Extracted records:
# # # #
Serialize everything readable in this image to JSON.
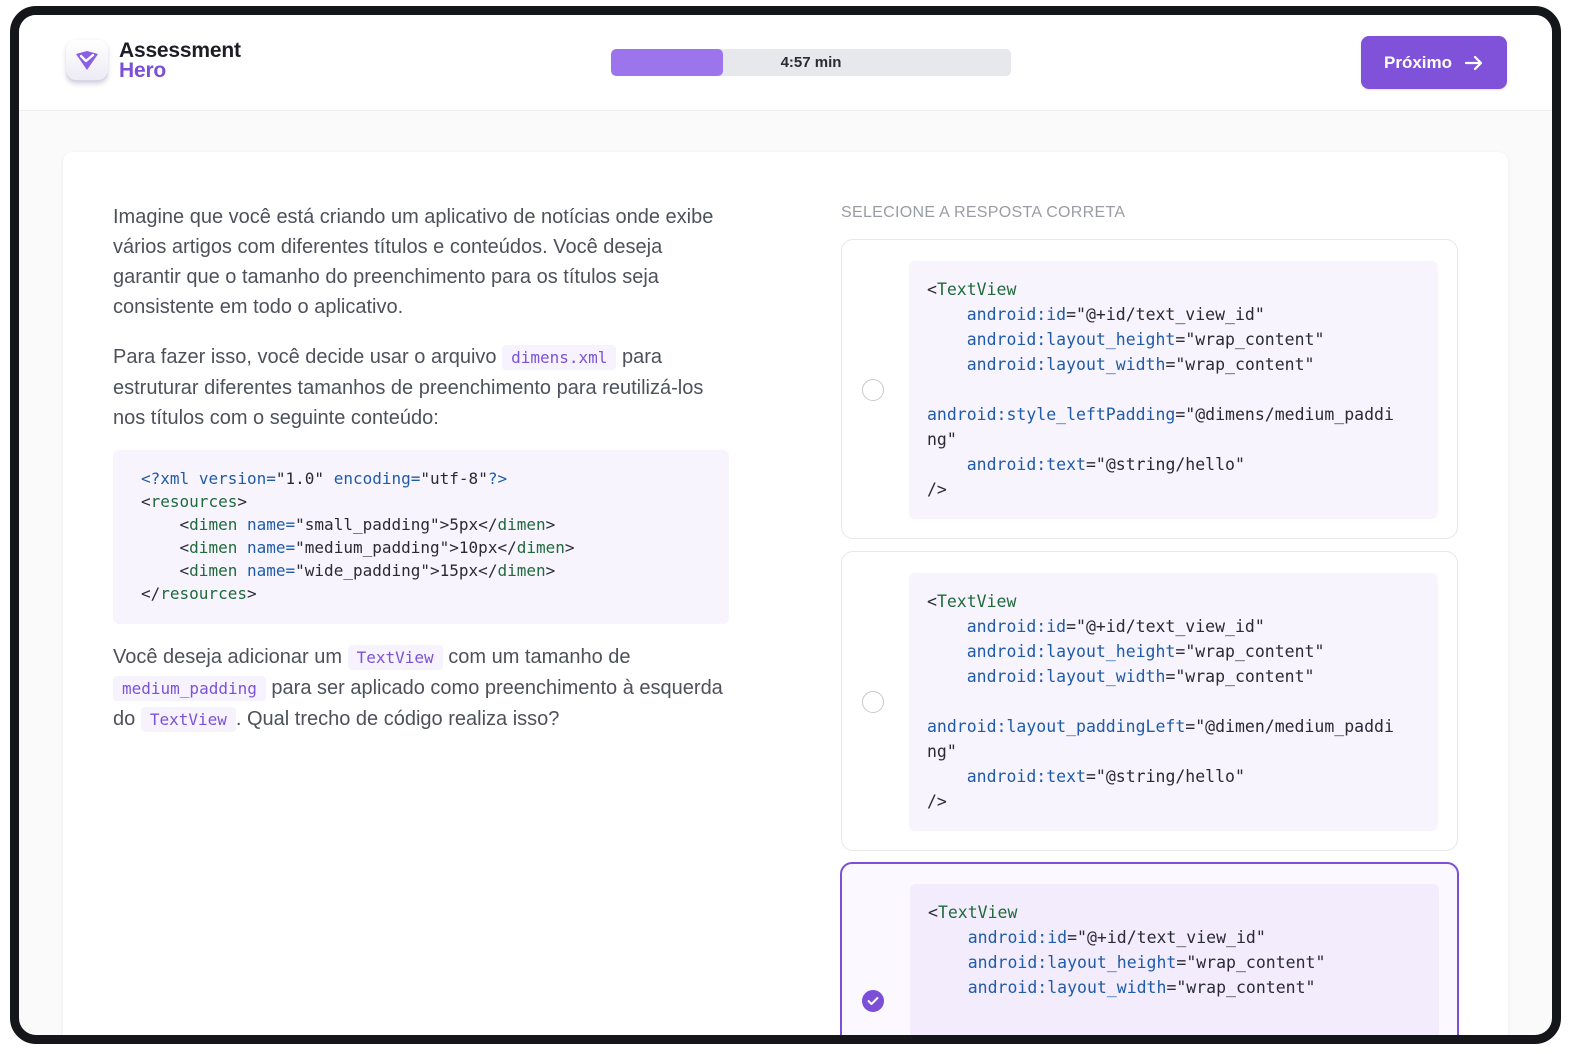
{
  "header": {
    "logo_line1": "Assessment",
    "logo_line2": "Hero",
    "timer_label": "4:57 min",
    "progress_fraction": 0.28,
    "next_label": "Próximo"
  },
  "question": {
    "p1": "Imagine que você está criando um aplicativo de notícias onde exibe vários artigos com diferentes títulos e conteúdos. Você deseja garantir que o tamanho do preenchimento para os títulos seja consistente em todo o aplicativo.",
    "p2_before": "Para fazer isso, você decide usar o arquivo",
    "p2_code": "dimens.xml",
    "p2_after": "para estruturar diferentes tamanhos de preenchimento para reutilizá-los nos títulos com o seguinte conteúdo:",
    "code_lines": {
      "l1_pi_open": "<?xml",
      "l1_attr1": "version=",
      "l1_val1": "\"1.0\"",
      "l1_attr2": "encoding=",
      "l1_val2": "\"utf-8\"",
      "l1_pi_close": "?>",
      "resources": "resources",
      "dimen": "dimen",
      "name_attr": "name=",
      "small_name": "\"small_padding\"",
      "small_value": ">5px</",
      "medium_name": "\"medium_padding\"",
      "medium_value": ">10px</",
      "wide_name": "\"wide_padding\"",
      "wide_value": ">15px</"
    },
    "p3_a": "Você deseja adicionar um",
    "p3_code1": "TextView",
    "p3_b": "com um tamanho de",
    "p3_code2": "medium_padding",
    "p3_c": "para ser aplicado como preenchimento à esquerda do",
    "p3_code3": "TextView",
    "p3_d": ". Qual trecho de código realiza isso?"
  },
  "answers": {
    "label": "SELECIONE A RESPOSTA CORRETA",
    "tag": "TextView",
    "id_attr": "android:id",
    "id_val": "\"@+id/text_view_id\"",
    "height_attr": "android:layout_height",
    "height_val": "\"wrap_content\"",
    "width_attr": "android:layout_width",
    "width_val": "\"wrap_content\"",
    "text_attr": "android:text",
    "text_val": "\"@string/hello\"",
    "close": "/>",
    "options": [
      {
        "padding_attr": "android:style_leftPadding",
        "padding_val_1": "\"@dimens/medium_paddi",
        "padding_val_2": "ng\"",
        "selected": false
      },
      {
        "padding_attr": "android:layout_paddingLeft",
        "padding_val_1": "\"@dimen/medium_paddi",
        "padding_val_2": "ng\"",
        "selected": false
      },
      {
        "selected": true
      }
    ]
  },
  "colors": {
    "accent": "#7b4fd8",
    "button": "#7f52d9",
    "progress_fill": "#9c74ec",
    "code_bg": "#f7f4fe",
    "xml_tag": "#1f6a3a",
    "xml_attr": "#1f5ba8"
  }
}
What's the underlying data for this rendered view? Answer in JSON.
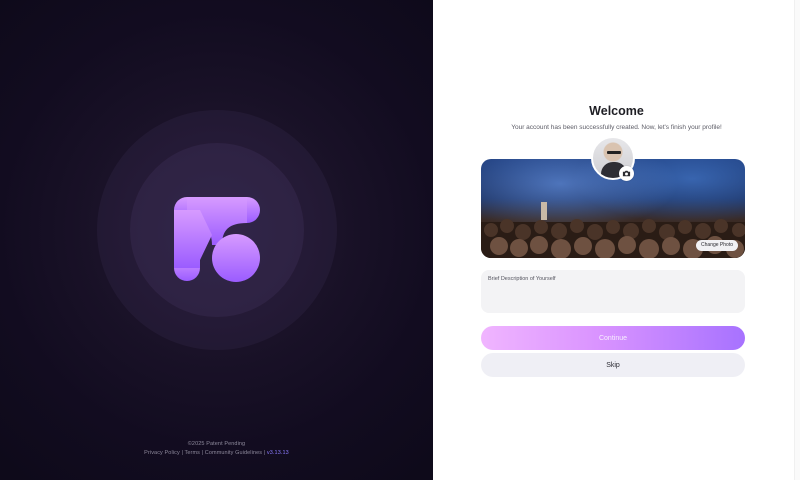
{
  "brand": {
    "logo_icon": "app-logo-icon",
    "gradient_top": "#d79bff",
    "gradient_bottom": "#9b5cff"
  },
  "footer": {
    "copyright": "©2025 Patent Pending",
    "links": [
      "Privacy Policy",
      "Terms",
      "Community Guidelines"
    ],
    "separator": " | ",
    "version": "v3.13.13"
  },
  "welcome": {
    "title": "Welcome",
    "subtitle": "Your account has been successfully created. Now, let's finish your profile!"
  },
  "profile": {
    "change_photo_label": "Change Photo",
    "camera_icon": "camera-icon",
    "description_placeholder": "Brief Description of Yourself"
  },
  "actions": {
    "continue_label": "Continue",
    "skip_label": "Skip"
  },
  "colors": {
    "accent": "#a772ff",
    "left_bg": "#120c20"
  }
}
# # # #
PROBLEM DESCRIPTION
Return each line that includes "profile".

EXERCISE RESULT
    "subtitle": "Your account has been successfully created. Now, let's finish your profile!"
  "profile": {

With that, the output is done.